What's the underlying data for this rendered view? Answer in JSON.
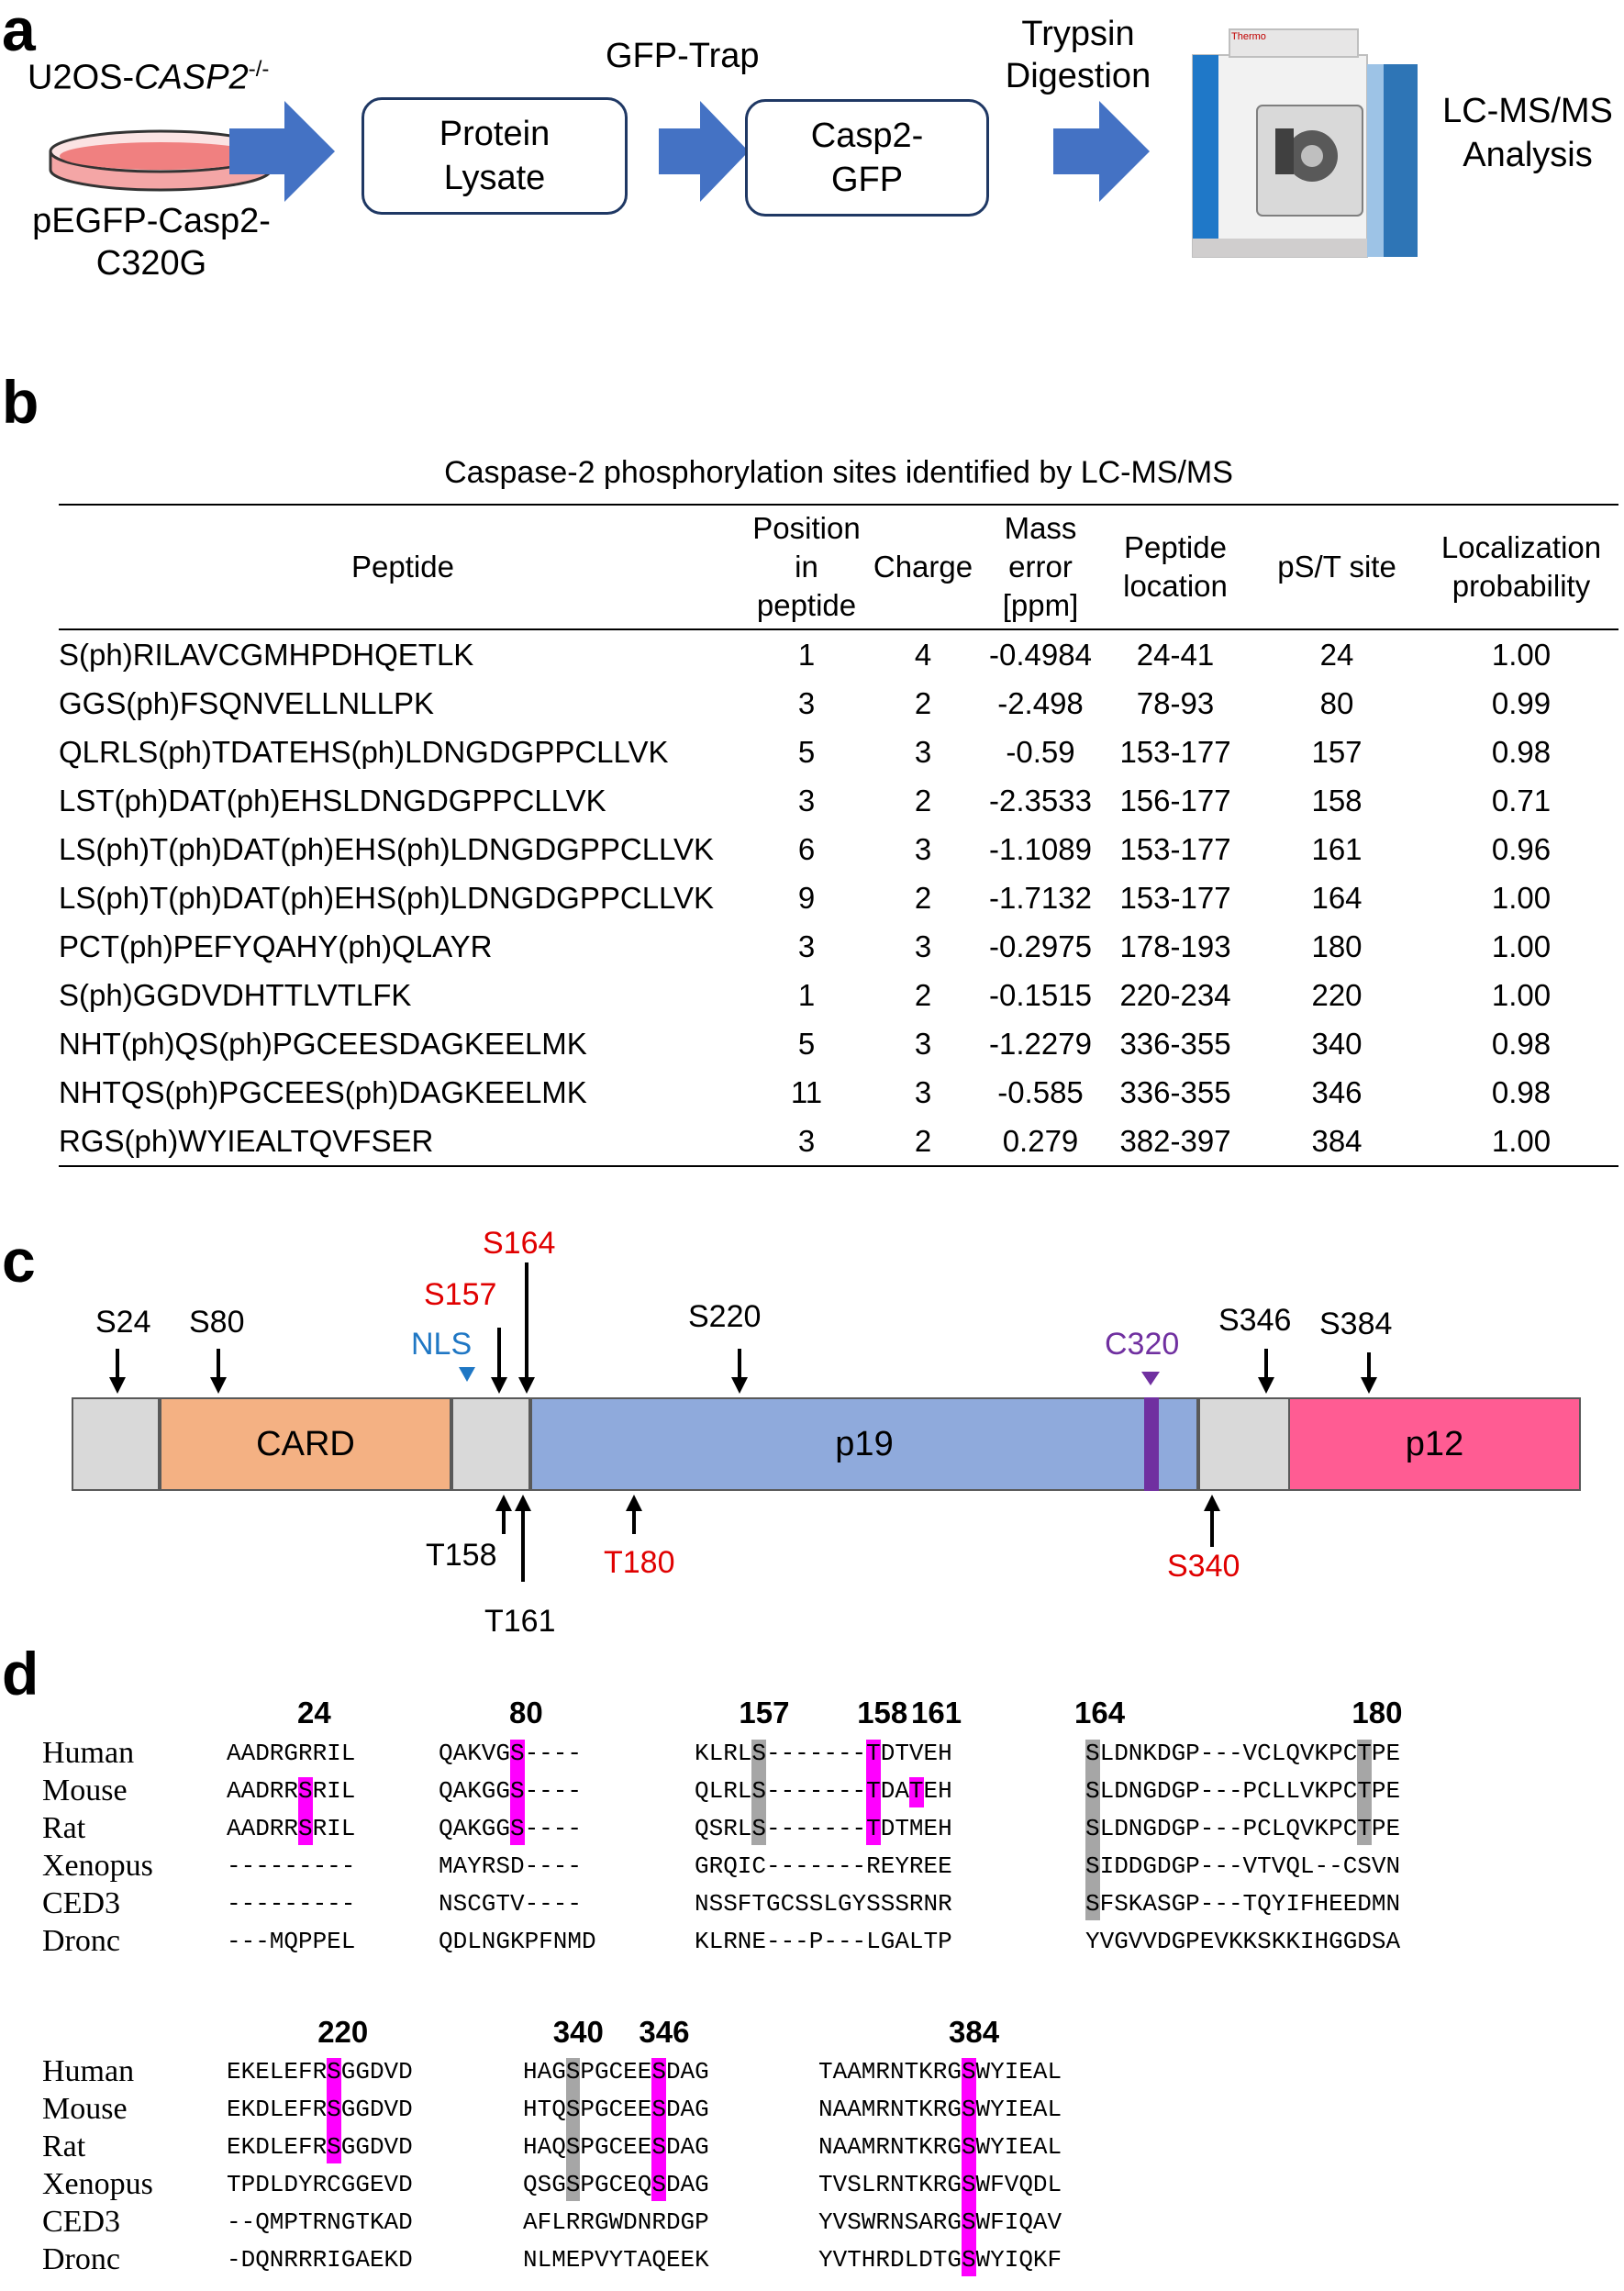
{
  "panel_a": {
    "label": "a",
    "cell_line_prefix": "U2OS-",
    "cell_line_gene": "CASP2",
    "cell_line_sup": "-/-",
    "plasmid_line1": "pEGFP-Casp2-",
    "plasmid_line2": "C320G",
    "step_gfp_trap": "GFP-Trap",
    "box1_line1": "Protein",
    "box1_line2": "Lysate",
    "box2_line1": "Casp2-",
    "box2_line2": "GFP",
    "step_trypsin_line1": "Trypsin",
    "step_trypsin_line2": "Digestion",
    "instrument_brand": "Thermo",
    "lcms_line1": "LC-MS/MS",
    "lcms_line2": "Analysis"
  },
  "panel_b": {
    "label": "b",
    "title": "Caspase-2 phosphorylation sites identified by LC-MS/MS",
    "headers": {
      "peptide": "Peptide",
      "position": [
        "Position",
        "in",
        "peptide"
      ],
      "charge": "Charge",
      "mass": [
        "Mass",
        "error",
        "[ppm]"
      ],
      "location": [
        "Peptide",
        "location"
      ],
      "site": "pS/T site",
      "prob": [
        "Localization",
        "probability"
      ]
    },
    "rows": [
      {
        "peptide": "S(ph)RILAVCGMHPDHQETLK",
        "position": "1",
        "charge": "4",
        "mass_error": "-0.4984",
        "location": "24-41",
        "site": "24",
        "prob": "1.00"
      },
      {
        "peptide": "GGS(ph)FSQNVELLNLLPK",
        "position": "3",
        "charge": "2",
        "mass_error": "-2.498",
        "location": "78-93",
        "site": "80",
        "prob": "0.99"
      },
      {
        "peptide": "QLRLS(ph)TDATEHS(ph)LDNGDGPPCLLVK",
        "position": "5",
        "charge": "3",
        "mass_error": "-0.59",
        "location": "153-177",
        "site": "157",
        "prob": "0.98"
      },
      {
        "peptide": "LST(ph)DAT(ph)EHSLDNGDGPPCLLVK",
        "position": "3",
        "charge": "2",
        "mass_error": "-2.3533",
        "location": "156-177",
        "site": "158",
        "prob": "0.71"
      },
      {
        "peptide": "LS(ph)T(ph)DAT(ph)EHS(ph)LDNGDGPPCLLVK",
        "position": "6",
        "charge": "3",
        "mass_error": "-1.1089",
        "location": "153-177",
        "site": "161",
        "prob": "0.96"
      },
      {
        "peptide": "LS(ph)T(ph)DAT(ph)EHS(ph)LDNGDGPPCLLVK",
        "position": "9",
        "charge": "2",
        "mass_error": "-1.7132",
        "location": "153-177",
        "site": "164",
        "prob": "1.00"
      },
      {
        "peptide": "PCT(ph)PEFYQAHY(ph)QLAYR",
        "position": "3",
        "charge": "3",
        "mass_error": "-0.2975",
        "location": "178-193",
        "site": "180",
        "prob": "1.00"
      },
      {
        "peptide": "S(ph)GGDVDHTTLVTLFK",
        "position": "1",
        "charge": "2",
        "mass_error": "-0.1515",
        "location": "220-234",
        "site": "220",
        "prob": "1.00"
      },
      {
        "peptide": "NHT(ph)QS(ph)PGCEESDAGKEELMK",
        "position": "5",
        "charge": "3",
        "mass_error": "-1.2279",
        "location": "336-355",
        "site": "340",
        "prob": "0.98"
      },
      {
        "peptide": "NHTQS(ph)PGCEES(ph)DAGKEELMK",
        "position": "11",
        "charge": "3",
        "mass_error": "-0.585",
        "location": "336-355",
        "site": "346",
        "prob": "0.98"
      },
      {
        "peptide": "RGS(ph)WYIEALTQVFSER",
        "position": "3",
        "charge": "2",
        "mass_error": "0.279",
        "location": "382-397",
        "site": "384",
        "prob": "1.00"
      }
    ]
  },
  "panel_c": {
    "label": "c",
    "domains": [
      "CARD",
      "p19",
      "p12"
    ],
    "top_sites": [
      "S24",
      "S80",
      "S157",
      "S164",
      "S220",
      "S346",
      "S384"
    ],
    "nls": "NLS",
    "catalytic": "C320",
    "bottom_sites": [
      "T158",
      "T161",
      "T180",
      "S340"
    ],
    "colors": {
      "card": "#f4b183",
      "p19": "#8faadc",
      "p12": "#ff5c93",
      "linker": "#d9d9d9",
      "c320": "#7030a0",
      "red": "#e00000",
      "nls": "#1f77c4"
    }
  },
  "panel_d": {
    "label": "d",
    "species": [
      "Human",
      "Mouse",
      "Rat",
      "Xenopus",
      "CED3",
      "Dronc"
    ],
    "block1": {
      "boxes": [
        {
          "name": "box-24",
          "labels": [
            "24"
          ],
          "rows": [
            "AADRGRRIL",
            "AADRRSRIL",
            "AADRRSRIL",
            "---------",
            "---------",
            "---MQPPEL"
          ],
          "magenta": [
            [
              1,
              5
            ],
            [
              2,
              5
            ]
          ],
          "grey": []
        },
        {
          "name": "box-80",
          "labels": [
            "80"
          ],
          "rows": [
            "QAKVGS----",
            "QAKGGS----",
            "QAKGGS----",
            "MAYRSD----",
            "NSCGTV----",
            "QDLNGKPFNMD"
          ],
          "magenta": [
            [
              0,
              5
            ],
            [
              1,
              5
            ],
            [
              2,
              5
            ]
          ],
          "grey": []
        },
        {
          "name": "box-157-161",
          "labels": [
            "157",
            "158",
            "161"
          ],
          "rows": [
            "KLRLS-------TDTVEH",
            "QLRLS-------TDATEH",
            "QSRLS-------TDTMEH",
            "GRQIC-------REYREE",
            "NSSFTGCSSLGYSSSRNR",
            "KLRNE---P---LGALTP"
          ],
          "magenta": [
            [
              0,
              12
            ],
            [
              1,
              12
            ],
            [
              1,
              15
            ],
            [
              2,
              12
            ]
          ],
          "grey": [
            [
              0,
              4
            ],
            [
              1,
              4
            ],
            [
              2,
              4
            ]
          ]
        },
        {
          "name": "box-164-180",
          "labels": [
            "164",
            "180"
          ],
          "rows": [
            "SLDNKDGP---VCLQVKPCTPE",
            "SLDNGDGP---PCLLVKPCTPE",
            "SLDNGDGP---PCLQVKPCTPE",
            "SIDDGDGP---VTVQL--CSVN",
            "SFSKASGP---TQYIFHEEDMN",
            "YVGVVDGPEVKKSKKIHGGDSA"
          ],
          "magenta": [],
          "grey": [
            [
              0,
              0
            ],
            [
              1,
              0
            ],
            [
              2,
              0
            ],
            [
              3,
              0
            ],
            [
              4,
              0
            ],
            [
              0,
              19
            ],
            [
              1,
              19
            ],
            [
              2,
              19
            ]
          ]
        }
      ]
    },
    "block2": {
      "boxes": [
        {
          "name": "box-220",
          "labels": [
            "220"
          ],
          "rows": [
            "EKELEFRSGGDVD",
            "EKDLEFRSGGDVD",
            "EKDLEFRSGGDVD",
            "TPDLDYRCGGEVD",
            "--QMPTRNGTKAD",
            "-DQNRRRIGAEKD"
          ],
          "magenta": [
            [
              0,
              7
            ],
            [
              1,
              7
            ],
            [
              2,
              7
            ]
          ],
          "grey": []
        },
        {
          "name": "box-340-346",
          "labels": [
            "340",
            "346"
          ],
          "rows": [
            "HAGSPGCEESDAG",
            "HTQSPGCEESDAG",
            "HAQSPGCEESDAG",
            "QSGSPGCEQSDAG",
            "AFLRRGWDNRDGP",
            "NLMEPVYTAQEEK"
          ],
          "magenta": [
            [
              0,
              9
            ],
            [
              1,
              9
            ],
            [
              2,
              9
            ],
            [
              3,
              9
            ]
          ],
          "grey": [
            [
              0,
              3
            ],
            [
              1,
              3
            ],
            [
              2,
              3
            ],
            [
              3,
              3
            ]
          ]
        },
        {
          "name": "box-384",
          "labels": [
            "384"
          ],
          "rows": [
            "TAAMRNTKRGSWYIEAL",
            "NAAMRNTKRGSWYIEAL",
            "NAAMRNTKRGSWYIEAL",
            "TVSLRNTKRGSWFVQDL",
            "YVSWRNSARGSWFIQAV",
            "YVTHRDLDTGSWYIQKF"
          ],
          "magenta": [
            [
              0,
              10
            ],
            [
              1,
              10
            ],
            [
              2,
              10
            ],
            [
              3,
              10
            ],
            [
              4,
              10
            ],
            [
              5,
              10
            ]
          ],
          "grey": []
        }
      ]
    }
  }
}
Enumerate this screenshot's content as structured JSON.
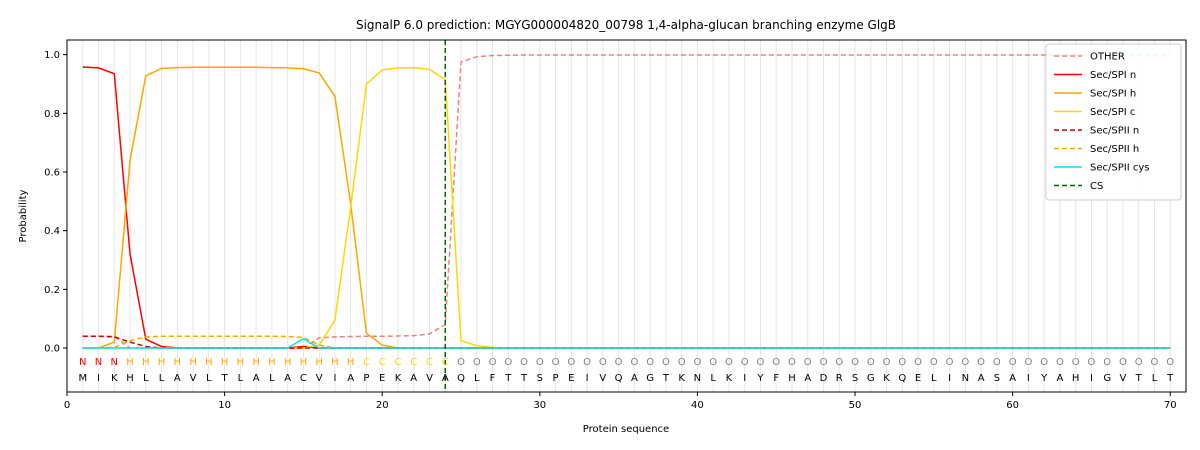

....

◆ Task directions: What is the number of lines in the listing above that hold "name"? Respond with that number and nothing else.

◆ Reply: 7